* _Your objective_: Locate the lines of the listing below that hold "UPTD", then copy each of them.

* _Data supplied_:

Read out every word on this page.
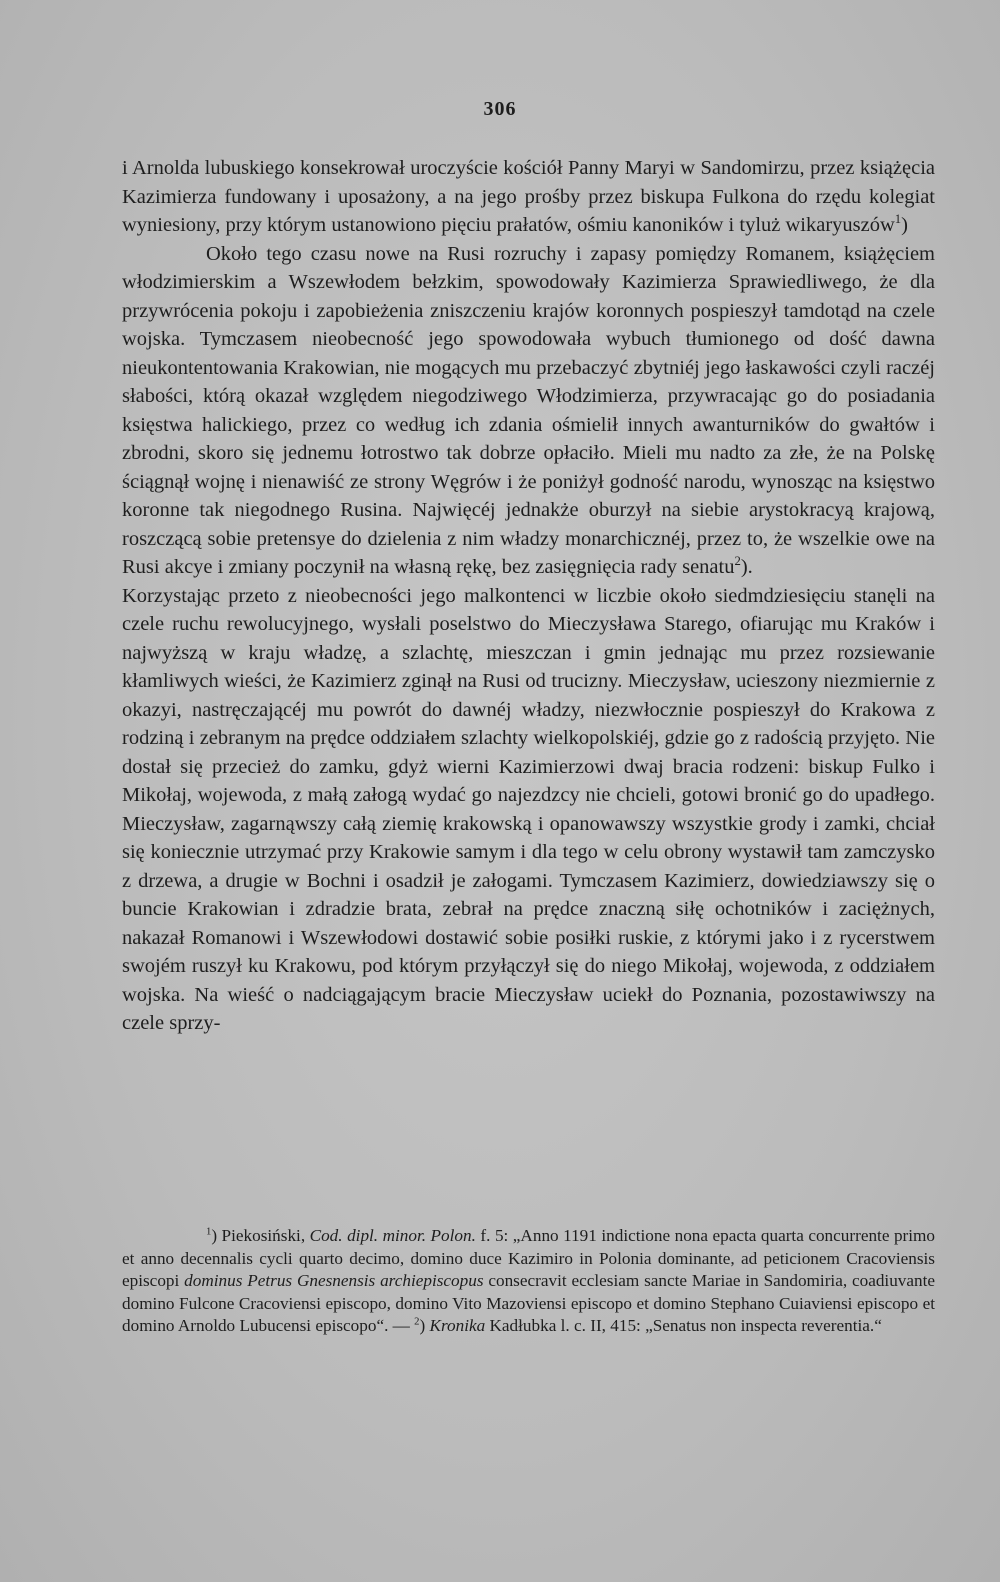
306

i Arnolda lubuskiego konsekrował uroczyście kościół Panny Maryi w Sandomirzu, przez książęcia Kazimierza fundowany i uposażony, a na jego prośby przez biskupa Fulkona do rzędu kolegiat wyniesiony, przy którym ustanowiono pięciu prałatów, ośmiu kanoników i tyluż wikaryuszów$^1$)

Około tego czasu nowe na Rusi rozruchy i zapasy pomiędzy Romanem, książęciem włodzimierskim a Wszewłodem bełzkim, spowodowały Kazimierza Sprawiedliwego, że dla przywrócenia pokoju i zapobieżenia zniszczeniu krajów koronnych pospieszył tamdotąd na czele wojska. Tymczasem nieobecność jego spowodowała wybuch tłumionego od dość dawna nieukontentowania Krakowian, nie mogących mu przebaczyć zbytniéj jego łaskawości czyli raczéj słabości, którą okazał względem niegodziwego Włodzimierza, przywracając go do posiadania księstwa halickiego, przez co według ich zdania ośmielił innych awanturników do gwałtów i zbrodni, skoro się jednemu łotrostwo tak dobrze opłaciło. Mieli mu nadto za złe, że na Polskę ściągnął wojnę i nienawiść ze strony Węgrów i że poniżył godność narodu, wynosząc na księstwo koronne tak niegodnego Rusina. Najwięcéj jednakże oburzył na siebie arystokracyą krajową, roszczącą sobie pretensye do dzielenia z nim władzy monarchicznéj, przez to, że wszelkie owe na Rusi akcye i zmiany poczynił na własną rękę, bez zasięgnięcia rady senatu$^2$).

Korzystając przeto z nieobecności jego malkontenci w liczbie około siedmdziesięciu stanęli na czele ruchu rewolucyjnego, wysłali poselstwo do Mieczysława Starego, ofiarując mu Kraków i najwyższą w kraju władzę, a szlachtę, mieszczan i gmin jednając mu przez rozsiewanie kłamliwych wieści, że Kazimierz zginął na Rusi od trucizny. Mieczysław, ucieszony niezmiernie z okazyi, nastręczającéj mu powrót do dawnéj władzy, niezwłocznie pospieszył do Krakowa z rodziną i zebranym na prędce oddziałem szlachty wielkopolskiéj, gdzie go z radością przyjęto. Nie dostał się przecież do zamku, gdyż wierni Kazimierzowi dwaj bracia rodzeni: biskup Fulko i Mikołaj, wojewoda, z małą załogą wydać go najezdzcy nie chcieli, gotowi bronić go do upadłego. Mieczysław, zagarnąwszy całą ziemię krakowską i opanowawszy wszystkie grody i zamki, chciał się koniecznie utrzymać przy Krakowie samym i dla tego w celu obrony wystawił tam zamczysko z drzewa, a drugie w Bochni i osadził je załogami. Tymczasem Kazimierz, dowiedziawszy się o buncie Krakowian i zdradzie brata, zebrał na prędce znaczną siłę ochotników i zaciężnych, nakazał Romanowi i Wszewłodowi dostawić sobie posiłki ruskie, z którymi jako i z rycerstwem swojém ruszył ku Krakowu, pod którym przyłączył się do niego Mikołaj, wojewoda, z oddziałem wojska. Na wieść o nadciągającym bracie Mieczysław uciekł do Poznania, pozostawiwszy na czele sprzy-

$^1$) Piekosiński, Cod. dipl. minor. Polon. f. 5: „Anno 1191 indictione nona epacta quarta concurrente primo et anno decennalis cycli quarto decimo, domino duce Kazimiro in Polonia dominante, ad peticionem Cracoviensis episcopi dominus Petrus Gnesnensis archiepiscopus consecravit ecclesiam sancte Mariae in Sandomiria, coadiuvante domino Fulcone Cracoviensi episcopo, domino Vito Mazoviensi episcopo et domino Stephano Cuiaviensi episcopo et domino Arnoldo Lubucensi episcopo“. — $^2$) Kronika Kadłubka l. c. II, 415: „Senatus non inspecta reverentia.“
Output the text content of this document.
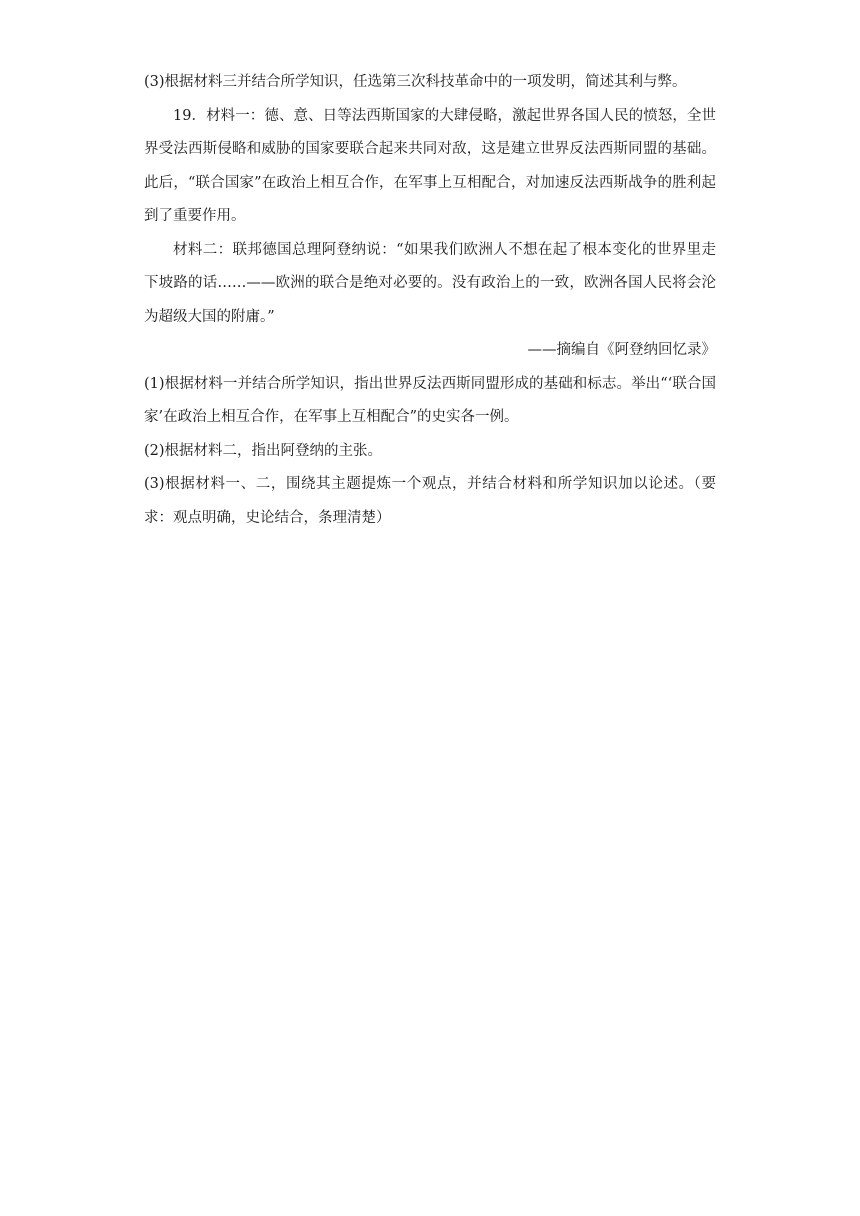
(3)根据材料三并结合所学知识，任选第三次科技革命中的一项发明，简述其利与弊。

19．材料一：德、意、日等法西斯国家的大肆侵略，激起世界各国人民的愤怒，全世界受法西斯侵略和威胁的国家要联合起来共同对敌，这是建立世界反法西斯同盟的基础。此后，“联合国家”在政治上相互合作，在军事上互相配合，对加速反法西斯战争的胜利起到了重要作用。

材料二：联邦德国总理阿登纳说：“如果我们欧洲人不想在起了根本变化的世界里走下坡路的话……——欧洲的联合是绝对必要的。没有政治上的一致，欧洲各国人民将会沦为超级大国的附庸。”

——摘编自《阿登纳回忆录》

(1)根据材料一并结合所学知识，指出世界反法西斯同盟形成的基础和标志。举出“‘联合国家’在政治上相互合作，在军事上互相配合”的史实各一例。

(2)根据材料二，指出阿登纳的主张。

(3)根据材料一、二，围绕其主题提炼一个观点，并结合材料和所学知识加以论述。（要求：观点明确，史论结合，条理清楚）
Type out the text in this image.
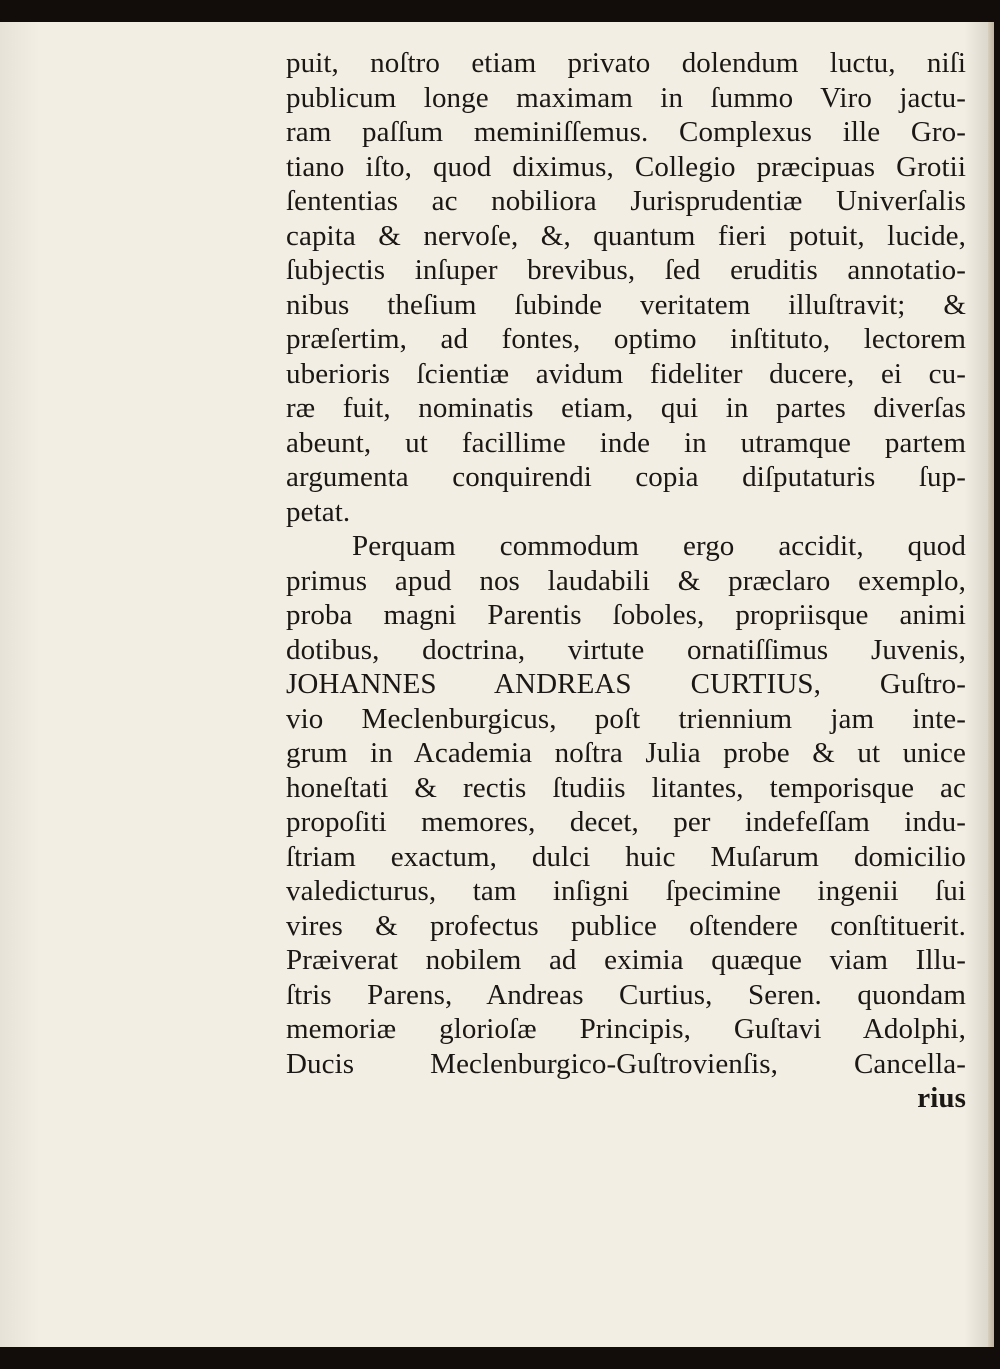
puit, noſtro etiam privato dolendum luctu, niſi
publicum longe maximam in ſummo Viro jactu-
ram paſſum meminiſſemus. Complexus ille Gro-
tiano iſto, quod diximus, Collegio præcipuas Grotii
ſententias ac nobiliora Jurisprudentiæ Univerſalis
capita & nervoſe, &, quantum fieri potuit, lucide,
ſubjectis inſuper brevibus, ſed eruditis annotatio-
nibus theſium ſubinde veritatem illuſtravit; &
præſertim, ad fontes, optimo inſtituto, lectorem
uberioris ſcientiæ avidum fideliter ducere, ei cu-
ræ fuit, nominatis etiam, qui in partes diverſas
abeunt, ut facillime inde in utramque partem
argumenta conquirendi copia diſputaturis ſup-
petat.
Perquam commodum ergo accidit, quod
primus apud nos laudabili & præclaro exemplo,
proba magni Parentis ſoboles, propriisque animi
dotibus, doctrina, virtute ornatiſſimus Juvenis,
JOHANNES ANDREAS CURTIUS, Guſtro-
vio Meclenburgicus, poſt triennium jam inte-
grum in Academia noſtra Julia probe & ut unice
honeſtati & rectis ſtudiis litantes, temporisque ac
propoſiti memores, decet, per indefeſſam indu-
ſtriam exactum, dulci huic Muſarum domicilio
valedicturus, tam inſigni ſpecimine ingenii ſui
vires & profectus publice oſtendere conſtituerit.
Præiverat nobilem ad eximia quæque viam Illu-
ſtris Parens, Andreas Curtius, Seren. quondam
memoriæ glorioſæ Principis, Guſtavi Adolphi,
Ducis Meclenburgico-Guſtrovienſis, Cancella-
rius
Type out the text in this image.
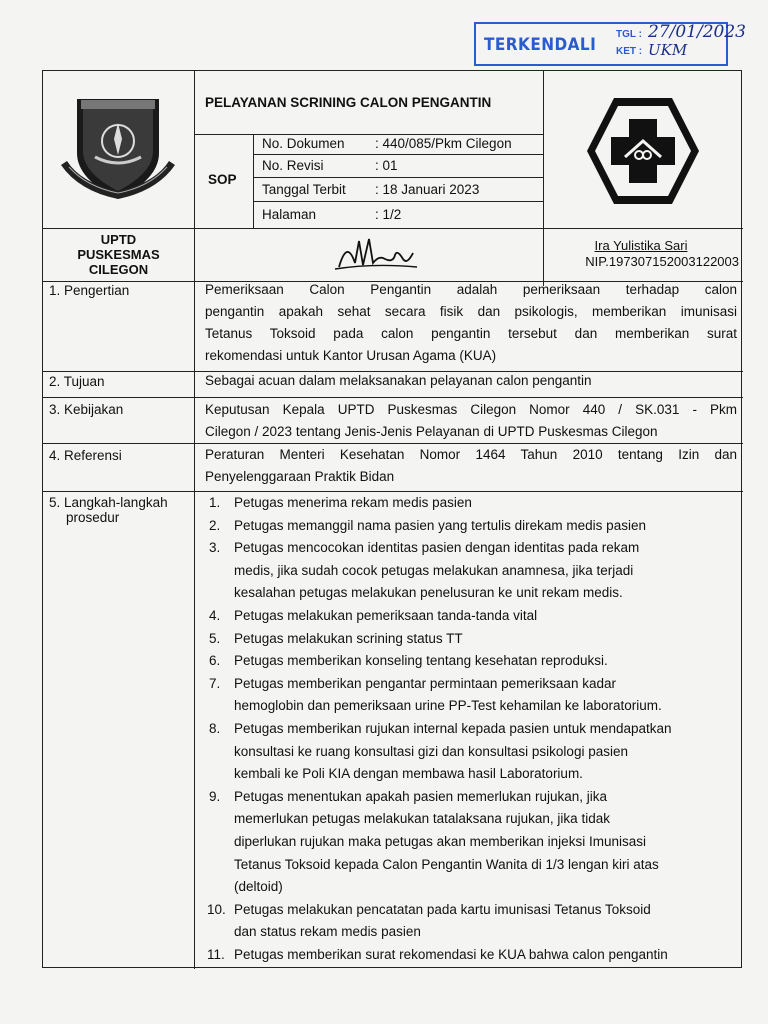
TERKENDALI
TGL : 27/01/2023
KET : UKM
PELAYANAN SCRINING CALON PENGANTIN
SOP
No. Dokumen : 440/085/Pkm Cilegon
No. Revisi	: 01
Tanggal Terbit : 18 Januari 2023
Halaman	: 1/2
UPTD
PUSKESMAS
CILEGON
Ira Yulistika Sari
NIP.197307152003122003
1. Pengertian
2. Tujuan
3. Kebijakan
4. Referensi
5. Langkah-langkah
prosedur
Pemeriksaan Calon Pengantin adalah pemeriksaan terhadap calon
pengantin apakah sehat secara fisik dan psikologis, memberikan imunisasi
Tetanus Toksoid pada calon pengantin tersebut dan memberikan surat
rekomendasi untuk Kantor Urusan Agama (KUA)
Sebagai acuan dalam melaksanakan pelayanan calon pengantin
Keputusan Kepala UPTD Puskesmas Cilegon Nomor 440 / SK.031 - Pkm
Cilegon / 2023 tentang Jenis-Jenis Pelayanan di UPTD Puskesmas Cilegon
Peraturan Menteri Kesehatan Nomor 1464 Tahun 2010 tentang Izin dan
Penyelenggaraan Praktik Bidan
1. Petugas menerima rekam medis pasien
2. Petugas memanggil nama pasien yang tertulis direkam medis pasien
3. Petugas mencocokan identitas pasien dengan identitas pada rekam
medis, jika sudah cocok petugas melakukan anamnesa, jika terjadi
kesalahan petugas melakukan penelusuran ke unit rekam medis.
4. Petugas melakukan pemeriksaan tanda-tanda vital
5. Petugas melakukan scrining status TT
6. Petugas memberikan konseling tentang kesehatan reproduksi.
7. Petugas memberikan pengantar permintaan pemeriksaan kadar
hemoglobin dan pemeriksaan urine PP-Test kehamilan ke laboratorium.
8. Petugas memberikan rujukan internal kepada pasien untuk mendapatkan
konsultasi ke ruang konsultasi gizi dan konsultasi psikologi pasien
kembali ke Poli KIA dengan membawa hasil Laboratorium.
9. Petugas menentukan apakah pasien memerlukan rujukan, jika
memerlukan petugas melakukan tatalaksana rujukan, jika tidak
diperlukan rujukan maka petugas akan memberikan injeksi Imunisasi
Tetanus Toksoid kepada Calon Pengantin Wanita di 1/3 lengan kiri atas
(deltoid)
10. Petugas melakukan pencatatan pada kartu imunisasi Tetanus Toksoid
dan status rekam medis pasien
11. Petugas memberikan surat rekomendasi ke KUA bahwa calon pengantin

* _Answer to the exercise_:
UPTD
Keputusan Kepala UPTD Puskesmas Cilegon Nomor 440 / SK.031 - Pkm
Cilegon / 2023 tentang Jenis-Jenis Pelayanan di UPTD Puskesmas Cilegon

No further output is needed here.